[AIM OF THE TASK]:
What follows is a listing to be transcribed exactly.

----- DATA RECORDS -----

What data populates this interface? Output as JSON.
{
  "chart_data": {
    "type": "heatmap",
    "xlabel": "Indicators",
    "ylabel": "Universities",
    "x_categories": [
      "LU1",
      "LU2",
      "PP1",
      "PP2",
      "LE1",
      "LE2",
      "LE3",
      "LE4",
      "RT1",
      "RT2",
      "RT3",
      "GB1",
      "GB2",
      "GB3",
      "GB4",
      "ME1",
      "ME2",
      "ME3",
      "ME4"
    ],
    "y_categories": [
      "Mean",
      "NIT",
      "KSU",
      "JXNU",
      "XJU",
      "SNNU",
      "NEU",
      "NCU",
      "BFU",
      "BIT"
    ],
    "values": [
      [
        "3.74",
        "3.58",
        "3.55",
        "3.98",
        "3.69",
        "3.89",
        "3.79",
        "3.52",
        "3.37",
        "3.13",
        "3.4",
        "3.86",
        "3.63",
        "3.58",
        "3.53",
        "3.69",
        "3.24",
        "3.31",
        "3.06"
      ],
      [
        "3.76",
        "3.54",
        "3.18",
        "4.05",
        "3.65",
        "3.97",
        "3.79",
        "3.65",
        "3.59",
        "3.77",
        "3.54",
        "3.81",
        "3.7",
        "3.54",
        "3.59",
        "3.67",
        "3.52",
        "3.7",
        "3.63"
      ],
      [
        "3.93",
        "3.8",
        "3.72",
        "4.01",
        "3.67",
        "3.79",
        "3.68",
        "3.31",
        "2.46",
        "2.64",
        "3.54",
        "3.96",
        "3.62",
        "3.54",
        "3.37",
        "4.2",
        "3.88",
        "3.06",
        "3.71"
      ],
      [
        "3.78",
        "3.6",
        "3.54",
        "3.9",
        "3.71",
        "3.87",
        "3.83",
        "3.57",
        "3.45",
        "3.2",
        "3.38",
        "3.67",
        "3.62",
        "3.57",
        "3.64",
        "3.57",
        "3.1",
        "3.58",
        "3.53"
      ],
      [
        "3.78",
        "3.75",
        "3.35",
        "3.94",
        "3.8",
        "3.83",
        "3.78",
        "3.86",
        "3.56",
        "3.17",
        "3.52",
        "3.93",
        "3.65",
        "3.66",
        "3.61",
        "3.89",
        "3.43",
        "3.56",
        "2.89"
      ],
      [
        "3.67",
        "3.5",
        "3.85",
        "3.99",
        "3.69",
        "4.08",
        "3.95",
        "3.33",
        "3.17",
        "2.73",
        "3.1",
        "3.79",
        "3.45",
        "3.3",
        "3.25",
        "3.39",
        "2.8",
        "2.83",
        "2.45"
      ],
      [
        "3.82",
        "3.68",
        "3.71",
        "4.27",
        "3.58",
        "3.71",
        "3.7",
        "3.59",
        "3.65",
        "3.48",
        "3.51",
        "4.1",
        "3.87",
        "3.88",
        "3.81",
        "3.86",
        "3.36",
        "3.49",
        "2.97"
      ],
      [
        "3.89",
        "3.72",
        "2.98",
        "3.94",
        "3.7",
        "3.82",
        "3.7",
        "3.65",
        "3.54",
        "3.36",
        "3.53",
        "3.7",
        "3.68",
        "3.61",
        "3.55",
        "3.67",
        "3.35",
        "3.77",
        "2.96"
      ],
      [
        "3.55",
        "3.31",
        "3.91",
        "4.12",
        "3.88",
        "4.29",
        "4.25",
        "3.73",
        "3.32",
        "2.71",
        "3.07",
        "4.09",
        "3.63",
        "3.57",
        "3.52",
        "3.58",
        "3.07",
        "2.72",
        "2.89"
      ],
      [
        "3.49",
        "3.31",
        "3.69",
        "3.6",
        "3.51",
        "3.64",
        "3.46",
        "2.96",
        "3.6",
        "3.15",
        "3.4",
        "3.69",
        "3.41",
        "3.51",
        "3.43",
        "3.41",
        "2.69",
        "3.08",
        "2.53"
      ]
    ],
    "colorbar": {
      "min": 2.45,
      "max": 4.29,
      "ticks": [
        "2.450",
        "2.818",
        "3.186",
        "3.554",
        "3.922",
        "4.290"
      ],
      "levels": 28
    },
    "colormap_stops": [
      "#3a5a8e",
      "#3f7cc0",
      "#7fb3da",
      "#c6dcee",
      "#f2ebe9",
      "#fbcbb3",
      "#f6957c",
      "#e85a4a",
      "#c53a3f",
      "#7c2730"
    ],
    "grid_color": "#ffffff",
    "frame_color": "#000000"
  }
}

-----

[ANSWER BELOW]:
What data populates this interface? Output as JSON.
{
  "chart_data": {
    "type": "heatmap",
    "xlabel": "Indicators",
    "ylabel": "Universities",
    "x_categories": [
      "LU1",
      "LU2",
      "PP1",
      "PP2",
      "LE1",
      "LE2",
      "LE3",
      "LE4",
      "RT1",
      "RT2",
      "RT3",
      "GB1",
      "GB2",
      "GB3",
      "GB4",
      "ME1",
      "ME2",
      "ME3",
      "ME4"
    ],
    "y_categories": [
      "Mean",
      "NIT",
      "KSU",
      "JXNU",
      "XJU",
      "SNNU",
      "NEU",
      "NCU",
      "BFU",
      "BIT"
    ],
    "values": [
      [
        "3.74",
        "3.58",
        "3.55",
        "3.98",
        "3.69",
        "3.89",
        "3.79",
        "3.52",
        "3.37",
        "3.13",
        "3.4",
        "3.86",
        "3.63",
        "3.58",
        "3.53",
        "3.69",
        "3.24",
        "3.31",
        "3.06"
      ],
      [
        "3.76",
        "3.54",
        "3.18",
        "4.05",
        "3.65",
        "3.97",
        "3.79",
        "3.65",
        "3.59",
        "3.77",
        "3.54",
        "3.81",
        "3.7",
        "3.54",
        "3.59",
        "3.67",
        "3.52",
        "3.7",
        "3.63"
      ],
      [
        "3.93",
        "3.8",
        "3.72",
        "4.01",
        "3.67",
        "3.79",
        "3.68",
        "3.31",
        "2.46",
        "2.64",
        "3.54",
        "3.96",
        "3.62",
        "3.54",
        "3.37",
        "4.2",
        "3.88",
        "3.06",
        "3.71"
      ],
      [
        "3.78",
        "3.6",
        "3.54",
        "3.9",
        "3.71",
        "3.87",
        "3.83",
        "3.57",
        "3.45",
        "3.2",
        "3.38",
        "3.67",
        "3.62",
        "3.57",
        "3.64",
        "3.57",
        "3.1",
        "3.58",
        "3.53"
      ],
      [
        "3.78",
        "3.75",
        "3.35",
        "3.94",
        "3.8",
        "3.83",
        "3.78",
        "3.86",
        "3.56",
        "3.17",
        "3.52",
        "3.93",
        "3.65",
        "3.66",
        "3.61",
        "3.89",
        "3.43",
        "3.56",
        "2.89"
      ],
      [
        "3.67",
        "3.5",
        "3.85",
        "3.99",
        "3.69",
        "4.08",
        "3.95",
        "3.33",
        "3.17",
        "2.73",
        "3.1",
        "3.79",
        "3.45",
        "3.3",
        "3.25",
        "3.39",
        "2.8",
        "2.83",
        "2.45"
      ],
      [
        "3.82",
        "3.68",
        "3.71",
        "4.27",
        "3.58",
        "3.71",
        "3.7",
        "3.59",
        "3.65",
        "3.48",
        "3.51",
        "4.1",
        "3.87",
        "3.88",
        "3.81",
        "3.86",
        "3.36",
        "3.49",
        "2.97"
      ],
      [
        "3.89",
        "3.72",
        "2.98",
        "3.94",
        "3.7",
        "3.82",
        "3.7",
        "3.65",
        "3.54",
        "3.36",
        "3.53",
        "3.7",
        "3.68",
        "3.61",
        "3.55",
        "3.67",
        "3.35",
        "3.77",
        "2.96"
      ],
      [
        "3.55",
        "3.31",
        "3.91",
        "4.12",
        "3.88",
        "4.29",
        "4.25",
        "3.73",
        "3.32",
        "2.71",
        "3.07",
        "4.09",
        "3.63",
        "3.57",
        "3.52",
        "3.58",
        "3.07",
        "2.72",
        "2.89"
      ],
      [
        "3.49",
        "3.31",
        "3.69",
        "3.6",
        "3.51",
        "3.64",
        "3.46",
        "2.96",
        "3.6",
        "3.15",
        "3.4",
        "3.69",
        "3.41",
        "3.51",
        "3.43",
        "3.41",
        "2.69",
        "3.08",
        "2.53"
      ]
    ],
    "colorbar": {
      "min": 2.45,
      "max": 4.29,
      "ticks": [
        "2.450",
        "2.818",
        "3.186",
        "3.554",
        "3.922",
        "4.290"
      ],
      "levels": 28
    },
    "colormap_stops": [
      "#3a5a8e",
      "#3f7cc0",
      "#7fb3da",
      "#c6dcee",
      "#f2ebe9",
      "#fbcbb3",
      "#f6957c",
      "#e85a4a",
      "#c53a3f",
      "#7c2730"
    ],
    "grid_color": "#ffffff",
    "frame_color": "#000000"
  }
}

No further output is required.